• Request: From the entries below, work out the number of lines that hold the word "行政机关不再处理其政府信息公开申请", and give that number alone.
━━━ Data shown ━━━
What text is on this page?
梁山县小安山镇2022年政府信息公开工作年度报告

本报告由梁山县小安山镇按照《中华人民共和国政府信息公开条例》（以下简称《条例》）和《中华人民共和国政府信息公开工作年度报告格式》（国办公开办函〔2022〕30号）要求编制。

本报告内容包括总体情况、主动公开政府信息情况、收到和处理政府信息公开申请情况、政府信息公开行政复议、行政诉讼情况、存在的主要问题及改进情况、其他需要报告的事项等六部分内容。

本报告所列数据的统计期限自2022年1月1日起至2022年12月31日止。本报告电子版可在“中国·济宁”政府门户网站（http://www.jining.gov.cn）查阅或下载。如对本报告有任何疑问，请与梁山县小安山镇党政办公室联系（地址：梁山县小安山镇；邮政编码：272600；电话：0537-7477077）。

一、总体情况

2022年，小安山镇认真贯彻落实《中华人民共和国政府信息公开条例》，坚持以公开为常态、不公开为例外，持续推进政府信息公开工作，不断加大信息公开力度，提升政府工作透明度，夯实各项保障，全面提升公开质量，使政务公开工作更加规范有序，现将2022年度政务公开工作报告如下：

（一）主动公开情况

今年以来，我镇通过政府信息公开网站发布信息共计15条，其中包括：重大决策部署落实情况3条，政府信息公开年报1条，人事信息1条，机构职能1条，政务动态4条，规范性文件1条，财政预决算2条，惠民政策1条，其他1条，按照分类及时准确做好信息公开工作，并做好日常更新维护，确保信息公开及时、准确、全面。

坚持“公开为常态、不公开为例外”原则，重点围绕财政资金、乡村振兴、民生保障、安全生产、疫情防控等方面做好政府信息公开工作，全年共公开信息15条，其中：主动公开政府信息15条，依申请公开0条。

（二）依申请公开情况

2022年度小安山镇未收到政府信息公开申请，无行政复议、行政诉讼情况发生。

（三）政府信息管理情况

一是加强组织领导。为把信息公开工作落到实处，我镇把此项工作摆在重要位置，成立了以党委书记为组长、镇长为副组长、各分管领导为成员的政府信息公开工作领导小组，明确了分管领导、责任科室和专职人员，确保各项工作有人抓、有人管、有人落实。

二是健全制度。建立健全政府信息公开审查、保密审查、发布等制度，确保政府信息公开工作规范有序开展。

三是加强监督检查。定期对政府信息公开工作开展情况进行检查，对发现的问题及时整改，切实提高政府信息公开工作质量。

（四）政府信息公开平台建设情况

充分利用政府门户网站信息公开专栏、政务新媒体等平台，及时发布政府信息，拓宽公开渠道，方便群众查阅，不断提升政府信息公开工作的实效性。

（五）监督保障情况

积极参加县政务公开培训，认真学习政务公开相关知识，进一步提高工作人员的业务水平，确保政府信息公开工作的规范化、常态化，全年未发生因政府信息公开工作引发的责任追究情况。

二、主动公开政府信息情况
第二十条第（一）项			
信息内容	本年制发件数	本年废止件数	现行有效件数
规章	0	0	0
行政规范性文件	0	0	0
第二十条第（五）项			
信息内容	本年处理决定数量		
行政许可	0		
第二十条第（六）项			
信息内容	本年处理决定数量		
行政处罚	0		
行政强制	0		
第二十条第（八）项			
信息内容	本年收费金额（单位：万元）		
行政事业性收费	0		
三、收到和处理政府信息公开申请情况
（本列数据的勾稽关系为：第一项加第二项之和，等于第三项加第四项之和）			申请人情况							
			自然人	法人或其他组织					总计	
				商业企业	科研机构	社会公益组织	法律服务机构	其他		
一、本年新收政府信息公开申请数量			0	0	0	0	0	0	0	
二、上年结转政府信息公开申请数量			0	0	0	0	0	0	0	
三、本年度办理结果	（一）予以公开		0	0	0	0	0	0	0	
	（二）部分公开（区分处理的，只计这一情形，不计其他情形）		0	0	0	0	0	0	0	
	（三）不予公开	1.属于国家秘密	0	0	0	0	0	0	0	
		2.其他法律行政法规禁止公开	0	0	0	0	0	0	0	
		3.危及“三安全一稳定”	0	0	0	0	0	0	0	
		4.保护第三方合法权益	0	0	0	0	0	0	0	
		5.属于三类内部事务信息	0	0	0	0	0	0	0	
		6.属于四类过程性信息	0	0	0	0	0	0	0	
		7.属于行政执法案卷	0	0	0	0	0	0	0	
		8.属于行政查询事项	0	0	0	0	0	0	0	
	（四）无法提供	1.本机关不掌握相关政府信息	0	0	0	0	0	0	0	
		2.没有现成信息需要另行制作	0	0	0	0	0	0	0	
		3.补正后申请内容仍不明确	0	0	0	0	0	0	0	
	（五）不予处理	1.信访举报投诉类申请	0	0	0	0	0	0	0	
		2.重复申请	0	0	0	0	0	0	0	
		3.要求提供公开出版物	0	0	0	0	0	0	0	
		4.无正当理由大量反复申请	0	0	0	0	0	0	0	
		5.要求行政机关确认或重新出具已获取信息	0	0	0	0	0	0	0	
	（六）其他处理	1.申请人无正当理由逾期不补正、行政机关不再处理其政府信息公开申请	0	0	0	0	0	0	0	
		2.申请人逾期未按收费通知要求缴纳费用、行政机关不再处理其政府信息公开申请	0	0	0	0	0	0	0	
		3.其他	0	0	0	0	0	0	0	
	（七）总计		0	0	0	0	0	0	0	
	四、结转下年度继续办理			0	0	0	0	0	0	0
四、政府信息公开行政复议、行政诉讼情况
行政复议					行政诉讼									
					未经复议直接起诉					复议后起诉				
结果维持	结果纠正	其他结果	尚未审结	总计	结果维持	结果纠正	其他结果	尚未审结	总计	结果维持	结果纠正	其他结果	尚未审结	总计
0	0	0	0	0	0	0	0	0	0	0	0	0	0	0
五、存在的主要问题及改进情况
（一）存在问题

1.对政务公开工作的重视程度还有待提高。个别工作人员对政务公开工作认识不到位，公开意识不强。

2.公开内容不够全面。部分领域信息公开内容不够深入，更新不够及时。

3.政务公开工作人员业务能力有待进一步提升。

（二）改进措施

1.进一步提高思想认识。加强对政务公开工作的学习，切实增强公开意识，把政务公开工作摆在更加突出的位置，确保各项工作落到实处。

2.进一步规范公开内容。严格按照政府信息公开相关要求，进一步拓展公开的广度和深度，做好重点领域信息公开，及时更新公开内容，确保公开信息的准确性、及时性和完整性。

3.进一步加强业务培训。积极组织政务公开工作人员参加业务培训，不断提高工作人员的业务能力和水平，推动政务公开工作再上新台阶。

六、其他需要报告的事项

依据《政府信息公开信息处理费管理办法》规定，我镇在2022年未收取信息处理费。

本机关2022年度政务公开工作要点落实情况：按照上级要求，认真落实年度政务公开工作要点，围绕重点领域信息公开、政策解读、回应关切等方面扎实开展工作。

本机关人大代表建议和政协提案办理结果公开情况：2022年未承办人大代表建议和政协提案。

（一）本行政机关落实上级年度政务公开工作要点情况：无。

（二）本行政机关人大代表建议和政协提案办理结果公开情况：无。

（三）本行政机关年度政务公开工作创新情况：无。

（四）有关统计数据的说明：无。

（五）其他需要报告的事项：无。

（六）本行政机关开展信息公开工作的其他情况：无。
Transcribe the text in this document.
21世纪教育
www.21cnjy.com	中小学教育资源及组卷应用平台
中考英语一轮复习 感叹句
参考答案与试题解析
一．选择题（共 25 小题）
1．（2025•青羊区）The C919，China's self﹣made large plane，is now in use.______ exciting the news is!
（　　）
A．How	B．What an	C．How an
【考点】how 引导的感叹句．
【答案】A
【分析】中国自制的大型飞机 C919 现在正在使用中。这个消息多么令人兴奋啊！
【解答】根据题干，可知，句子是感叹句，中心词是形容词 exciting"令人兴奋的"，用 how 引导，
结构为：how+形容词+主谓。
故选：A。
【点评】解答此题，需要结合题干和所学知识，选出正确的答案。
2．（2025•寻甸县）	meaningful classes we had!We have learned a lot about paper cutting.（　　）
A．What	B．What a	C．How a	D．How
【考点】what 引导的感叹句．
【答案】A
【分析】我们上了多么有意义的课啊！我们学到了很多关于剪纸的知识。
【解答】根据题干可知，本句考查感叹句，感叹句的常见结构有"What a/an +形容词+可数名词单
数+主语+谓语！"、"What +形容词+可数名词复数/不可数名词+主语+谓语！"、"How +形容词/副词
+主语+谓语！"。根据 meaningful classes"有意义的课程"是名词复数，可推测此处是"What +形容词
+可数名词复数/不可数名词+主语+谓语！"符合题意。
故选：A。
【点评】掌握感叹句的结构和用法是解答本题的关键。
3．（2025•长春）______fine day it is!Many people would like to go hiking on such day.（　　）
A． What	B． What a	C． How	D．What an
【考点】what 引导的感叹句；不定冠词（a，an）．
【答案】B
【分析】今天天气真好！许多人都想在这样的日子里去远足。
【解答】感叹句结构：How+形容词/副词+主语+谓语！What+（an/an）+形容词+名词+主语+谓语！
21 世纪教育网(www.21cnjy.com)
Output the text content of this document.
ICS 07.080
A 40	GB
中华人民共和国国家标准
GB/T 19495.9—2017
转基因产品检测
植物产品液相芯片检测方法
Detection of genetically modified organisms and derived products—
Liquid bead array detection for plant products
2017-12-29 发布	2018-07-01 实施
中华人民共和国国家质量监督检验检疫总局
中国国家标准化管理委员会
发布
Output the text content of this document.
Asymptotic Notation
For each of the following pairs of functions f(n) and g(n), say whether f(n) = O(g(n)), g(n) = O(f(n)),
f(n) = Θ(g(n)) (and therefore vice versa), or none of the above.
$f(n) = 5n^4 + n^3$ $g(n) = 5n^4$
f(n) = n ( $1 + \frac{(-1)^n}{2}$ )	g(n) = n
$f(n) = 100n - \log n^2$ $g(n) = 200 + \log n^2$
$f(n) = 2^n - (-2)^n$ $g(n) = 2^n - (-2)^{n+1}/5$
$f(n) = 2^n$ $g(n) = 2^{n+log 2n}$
━━━
• Written answer: 2